# Prompt
What lines of the data hold the string "ylabel"? Pull each one out.

■ ■ ■

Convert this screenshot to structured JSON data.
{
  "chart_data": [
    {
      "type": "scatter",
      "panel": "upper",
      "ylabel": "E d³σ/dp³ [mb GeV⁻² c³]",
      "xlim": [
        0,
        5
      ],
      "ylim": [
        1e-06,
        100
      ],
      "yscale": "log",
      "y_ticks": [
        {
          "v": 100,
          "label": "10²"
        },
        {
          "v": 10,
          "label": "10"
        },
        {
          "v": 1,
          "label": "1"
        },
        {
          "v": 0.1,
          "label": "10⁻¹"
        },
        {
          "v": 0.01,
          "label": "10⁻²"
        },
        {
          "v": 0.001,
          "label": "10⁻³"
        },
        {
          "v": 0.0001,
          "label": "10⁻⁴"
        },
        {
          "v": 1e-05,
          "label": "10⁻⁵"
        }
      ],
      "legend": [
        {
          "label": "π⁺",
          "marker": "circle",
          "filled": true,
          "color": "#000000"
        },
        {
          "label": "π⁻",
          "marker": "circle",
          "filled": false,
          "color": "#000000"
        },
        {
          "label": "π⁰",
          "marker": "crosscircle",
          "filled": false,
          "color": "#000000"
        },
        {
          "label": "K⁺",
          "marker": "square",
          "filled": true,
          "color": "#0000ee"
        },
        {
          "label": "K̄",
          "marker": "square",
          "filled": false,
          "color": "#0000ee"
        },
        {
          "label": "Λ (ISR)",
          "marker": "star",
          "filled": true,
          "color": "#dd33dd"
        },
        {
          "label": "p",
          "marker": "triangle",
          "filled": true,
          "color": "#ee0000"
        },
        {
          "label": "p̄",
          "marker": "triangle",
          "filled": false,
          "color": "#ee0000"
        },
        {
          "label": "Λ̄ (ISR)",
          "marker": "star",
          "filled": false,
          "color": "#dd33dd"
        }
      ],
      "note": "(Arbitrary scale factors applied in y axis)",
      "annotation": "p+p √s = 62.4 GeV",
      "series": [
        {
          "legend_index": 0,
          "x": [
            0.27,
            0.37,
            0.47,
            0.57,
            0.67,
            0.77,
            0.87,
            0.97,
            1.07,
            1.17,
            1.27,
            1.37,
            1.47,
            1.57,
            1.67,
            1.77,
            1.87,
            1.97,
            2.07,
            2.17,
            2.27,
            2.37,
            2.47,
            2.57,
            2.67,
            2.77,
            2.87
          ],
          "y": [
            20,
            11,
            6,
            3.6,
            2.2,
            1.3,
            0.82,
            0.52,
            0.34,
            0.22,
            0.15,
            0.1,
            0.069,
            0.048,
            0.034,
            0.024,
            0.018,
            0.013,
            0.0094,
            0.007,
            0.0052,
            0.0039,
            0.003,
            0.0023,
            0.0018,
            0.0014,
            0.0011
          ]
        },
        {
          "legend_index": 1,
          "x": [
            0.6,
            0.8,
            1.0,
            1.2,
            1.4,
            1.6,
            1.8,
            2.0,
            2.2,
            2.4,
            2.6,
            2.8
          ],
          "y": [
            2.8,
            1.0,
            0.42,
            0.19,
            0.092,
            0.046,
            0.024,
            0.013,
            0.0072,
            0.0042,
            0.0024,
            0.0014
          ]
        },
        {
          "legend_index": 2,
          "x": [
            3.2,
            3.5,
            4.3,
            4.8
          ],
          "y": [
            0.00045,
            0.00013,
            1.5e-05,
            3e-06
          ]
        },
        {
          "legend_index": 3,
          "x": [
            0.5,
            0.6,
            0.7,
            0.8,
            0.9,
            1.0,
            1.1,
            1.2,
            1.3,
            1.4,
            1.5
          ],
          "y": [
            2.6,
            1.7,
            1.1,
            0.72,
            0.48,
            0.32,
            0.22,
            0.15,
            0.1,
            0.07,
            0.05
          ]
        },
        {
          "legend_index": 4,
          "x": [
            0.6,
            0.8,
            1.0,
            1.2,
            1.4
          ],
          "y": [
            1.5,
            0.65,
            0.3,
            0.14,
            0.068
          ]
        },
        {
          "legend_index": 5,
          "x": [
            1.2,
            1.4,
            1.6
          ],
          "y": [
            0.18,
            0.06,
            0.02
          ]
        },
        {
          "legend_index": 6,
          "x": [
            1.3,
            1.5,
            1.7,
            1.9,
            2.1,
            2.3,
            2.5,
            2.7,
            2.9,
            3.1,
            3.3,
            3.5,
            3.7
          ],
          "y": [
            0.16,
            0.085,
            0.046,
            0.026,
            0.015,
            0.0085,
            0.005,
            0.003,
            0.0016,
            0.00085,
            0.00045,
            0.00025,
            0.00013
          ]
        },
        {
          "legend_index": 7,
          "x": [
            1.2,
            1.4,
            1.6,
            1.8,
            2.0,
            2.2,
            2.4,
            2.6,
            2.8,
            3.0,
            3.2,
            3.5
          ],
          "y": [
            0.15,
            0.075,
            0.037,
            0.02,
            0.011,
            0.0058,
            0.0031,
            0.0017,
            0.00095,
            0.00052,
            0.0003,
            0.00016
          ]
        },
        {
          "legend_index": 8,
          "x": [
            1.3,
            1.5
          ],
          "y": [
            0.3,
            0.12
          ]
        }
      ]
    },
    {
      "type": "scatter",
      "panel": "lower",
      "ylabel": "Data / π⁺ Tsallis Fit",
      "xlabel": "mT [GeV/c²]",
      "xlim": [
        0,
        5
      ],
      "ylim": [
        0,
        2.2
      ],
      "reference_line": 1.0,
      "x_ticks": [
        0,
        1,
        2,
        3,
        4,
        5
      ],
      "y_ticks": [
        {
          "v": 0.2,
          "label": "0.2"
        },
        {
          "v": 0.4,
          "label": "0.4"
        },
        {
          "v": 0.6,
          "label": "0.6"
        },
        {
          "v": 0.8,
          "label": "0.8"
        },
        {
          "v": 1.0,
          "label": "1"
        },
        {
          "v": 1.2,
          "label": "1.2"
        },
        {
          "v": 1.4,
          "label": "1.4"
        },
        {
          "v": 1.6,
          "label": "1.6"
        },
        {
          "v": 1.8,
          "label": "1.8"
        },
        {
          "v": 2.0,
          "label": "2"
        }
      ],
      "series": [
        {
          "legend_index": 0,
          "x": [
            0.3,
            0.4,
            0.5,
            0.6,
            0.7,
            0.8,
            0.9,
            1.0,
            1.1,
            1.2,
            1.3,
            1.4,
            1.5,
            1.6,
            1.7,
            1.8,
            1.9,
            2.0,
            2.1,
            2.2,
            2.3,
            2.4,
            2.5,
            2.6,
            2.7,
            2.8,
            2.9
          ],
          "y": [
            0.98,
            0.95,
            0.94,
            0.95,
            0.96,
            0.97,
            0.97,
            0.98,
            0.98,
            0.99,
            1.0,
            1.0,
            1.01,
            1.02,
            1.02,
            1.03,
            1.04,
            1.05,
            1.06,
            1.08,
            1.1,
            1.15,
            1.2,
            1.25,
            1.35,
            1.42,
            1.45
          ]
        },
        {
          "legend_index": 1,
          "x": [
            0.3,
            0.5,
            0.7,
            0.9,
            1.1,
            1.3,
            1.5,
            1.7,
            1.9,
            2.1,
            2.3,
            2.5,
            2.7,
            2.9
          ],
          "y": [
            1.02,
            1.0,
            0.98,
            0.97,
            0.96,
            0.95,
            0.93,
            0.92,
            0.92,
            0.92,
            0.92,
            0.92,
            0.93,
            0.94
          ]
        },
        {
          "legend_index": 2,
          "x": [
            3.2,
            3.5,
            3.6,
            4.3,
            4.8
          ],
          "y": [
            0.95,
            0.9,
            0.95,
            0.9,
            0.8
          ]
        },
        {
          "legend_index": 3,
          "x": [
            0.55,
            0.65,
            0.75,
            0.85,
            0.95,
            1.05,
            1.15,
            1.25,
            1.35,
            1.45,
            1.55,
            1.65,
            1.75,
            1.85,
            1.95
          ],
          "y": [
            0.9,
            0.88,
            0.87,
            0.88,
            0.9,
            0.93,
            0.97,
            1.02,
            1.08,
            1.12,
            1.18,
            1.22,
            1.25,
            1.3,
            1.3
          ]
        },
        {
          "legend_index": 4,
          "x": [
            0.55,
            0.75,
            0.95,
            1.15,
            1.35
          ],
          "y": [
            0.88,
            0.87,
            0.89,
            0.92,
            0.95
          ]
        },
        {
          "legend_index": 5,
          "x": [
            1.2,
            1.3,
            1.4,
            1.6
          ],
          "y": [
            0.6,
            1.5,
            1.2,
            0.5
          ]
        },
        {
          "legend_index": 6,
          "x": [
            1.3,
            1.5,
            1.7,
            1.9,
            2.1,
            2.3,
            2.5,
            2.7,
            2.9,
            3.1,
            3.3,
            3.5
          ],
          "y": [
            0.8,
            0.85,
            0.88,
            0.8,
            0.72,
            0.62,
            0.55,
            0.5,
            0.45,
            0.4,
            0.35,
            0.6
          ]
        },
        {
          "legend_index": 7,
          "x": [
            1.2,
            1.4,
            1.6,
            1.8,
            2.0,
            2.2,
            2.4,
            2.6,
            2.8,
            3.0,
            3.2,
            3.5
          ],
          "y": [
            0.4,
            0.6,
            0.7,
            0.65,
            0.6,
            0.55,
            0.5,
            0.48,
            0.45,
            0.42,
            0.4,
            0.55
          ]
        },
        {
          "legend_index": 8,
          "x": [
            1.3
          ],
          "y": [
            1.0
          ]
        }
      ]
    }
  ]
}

■ ■ ■

# Finished task
      "ylabel": "E d³σ/dp³ [mb GeV⁻² c³]",
      "ylabel": "Data / π⁺ Tsallis Fit",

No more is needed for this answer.